• ACTIVITY
Collect each line of the entries that holds the string "caught".

Recorded data
================
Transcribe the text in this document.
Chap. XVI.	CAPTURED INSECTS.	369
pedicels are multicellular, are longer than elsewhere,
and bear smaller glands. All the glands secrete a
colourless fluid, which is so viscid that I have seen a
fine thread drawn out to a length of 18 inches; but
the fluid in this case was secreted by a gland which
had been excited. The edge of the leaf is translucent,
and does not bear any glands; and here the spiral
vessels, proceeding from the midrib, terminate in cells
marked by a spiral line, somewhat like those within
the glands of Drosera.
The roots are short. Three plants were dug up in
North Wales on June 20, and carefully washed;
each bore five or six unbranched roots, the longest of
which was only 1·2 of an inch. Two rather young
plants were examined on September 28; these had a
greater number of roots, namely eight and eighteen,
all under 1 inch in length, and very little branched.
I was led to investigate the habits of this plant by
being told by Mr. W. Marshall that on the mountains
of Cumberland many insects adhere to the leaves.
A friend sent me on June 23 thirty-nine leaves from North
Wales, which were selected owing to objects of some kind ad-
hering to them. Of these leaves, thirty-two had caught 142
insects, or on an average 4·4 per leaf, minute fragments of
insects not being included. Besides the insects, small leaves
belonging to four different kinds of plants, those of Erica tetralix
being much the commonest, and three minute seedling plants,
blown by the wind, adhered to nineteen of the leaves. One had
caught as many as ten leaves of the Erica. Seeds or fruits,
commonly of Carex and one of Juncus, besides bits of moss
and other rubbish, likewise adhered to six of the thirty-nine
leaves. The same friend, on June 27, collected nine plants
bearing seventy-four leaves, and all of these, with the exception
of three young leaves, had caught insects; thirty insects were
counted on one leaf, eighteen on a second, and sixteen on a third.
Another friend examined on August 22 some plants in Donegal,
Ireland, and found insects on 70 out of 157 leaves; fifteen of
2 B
================
• RESPONSE BELOW
hering to them. Of these leaves, thirty-two had caught 142
caught as many as ten leaves of the Erica. Seeds or fruits,
of three young leaves, had caught insects; thirty insects were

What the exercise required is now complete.